__Your instructions__.
Scan each line of the records for the word "dengan" and extract the ones that have it.

__Exercise data__.
********
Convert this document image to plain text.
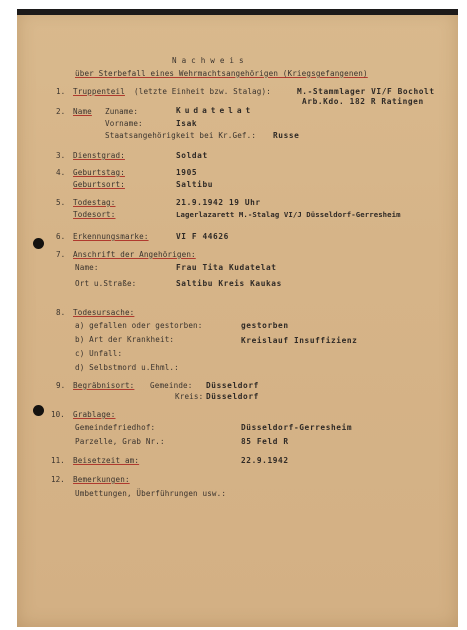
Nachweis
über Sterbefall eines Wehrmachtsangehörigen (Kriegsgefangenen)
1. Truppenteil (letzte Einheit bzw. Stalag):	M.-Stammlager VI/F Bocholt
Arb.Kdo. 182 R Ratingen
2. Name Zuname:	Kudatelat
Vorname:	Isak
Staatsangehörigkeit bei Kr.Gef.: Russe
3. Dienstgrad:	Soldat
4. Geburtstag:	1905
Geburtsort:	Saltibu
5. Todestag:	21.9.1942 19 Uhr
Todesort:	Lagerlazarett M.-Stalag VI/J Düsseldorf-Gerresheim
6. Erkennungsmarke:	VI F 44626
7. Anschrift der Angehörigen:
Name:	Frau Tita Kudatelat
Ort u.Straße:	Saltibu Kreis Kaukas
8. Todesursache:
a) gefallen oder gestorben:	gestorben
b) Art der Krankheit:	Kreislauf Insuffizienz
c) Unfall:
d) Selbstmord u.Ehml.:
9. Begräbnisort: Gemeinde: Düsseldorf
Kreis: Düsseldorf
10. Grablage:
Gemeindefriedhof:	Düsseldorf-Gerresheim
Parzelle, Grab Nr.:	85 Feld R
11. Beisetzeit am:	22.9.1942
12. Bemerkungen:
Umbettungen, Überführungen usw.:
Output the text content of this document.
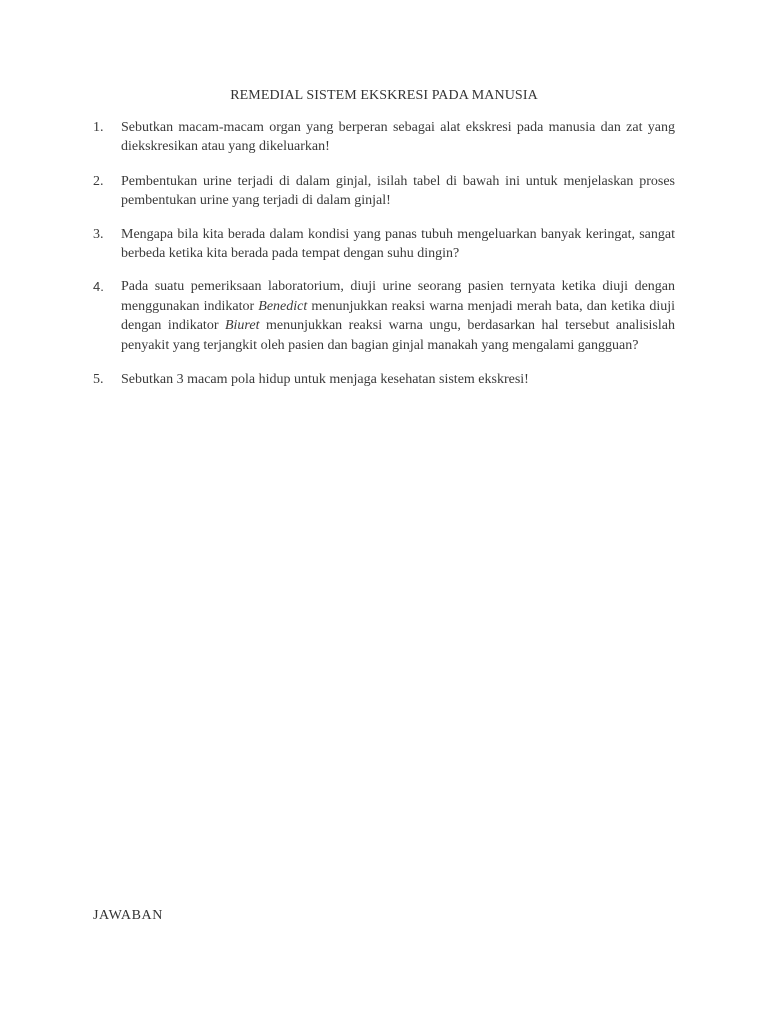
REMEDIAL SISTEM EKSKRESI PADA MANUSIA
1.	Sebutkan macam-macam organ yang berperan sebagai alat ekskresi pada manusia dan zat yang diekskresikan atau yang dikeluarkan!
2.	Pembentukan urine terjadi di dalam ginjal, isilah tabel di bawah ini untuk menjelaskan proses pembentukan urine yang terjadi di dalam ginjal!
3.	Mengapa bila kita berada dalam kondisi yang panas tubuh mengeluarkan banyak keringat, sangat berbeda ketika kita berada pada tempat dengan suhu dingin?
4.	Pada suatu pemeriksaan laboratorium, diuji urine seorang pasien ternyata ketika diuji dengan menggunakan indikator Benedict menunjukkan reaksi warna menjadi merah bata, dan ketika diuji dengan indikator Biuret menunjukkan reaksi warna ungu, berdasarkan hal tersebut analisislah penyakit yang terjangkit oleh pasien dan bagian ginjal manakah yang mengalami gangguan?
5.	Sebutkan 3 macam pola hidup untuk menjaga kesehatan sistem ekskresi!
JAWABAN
********
__Solution__.
3.	Mengapa bila kita berada dalam kondisi yang panas tubuh mengeluarkan banyak keringat, sangat berbeda ketika kita berada pada tempat dengan suhu dingin?
4.	Pada suatu pemeriksaan laboratorium, diuji urine seorang pasien ternyata ketika diuji dengan menggunakan indikator Benedict menunjukkan reaksi warna menjadi merah bata, dan ketika diuji dengan indikator Biuret menunjukkan reaksi warna ungu, berdasarkan hal tersebut analisislah penyakit yang terjangkit oleh pasien dan bagian ginjal manakah yang mengalami gangguan?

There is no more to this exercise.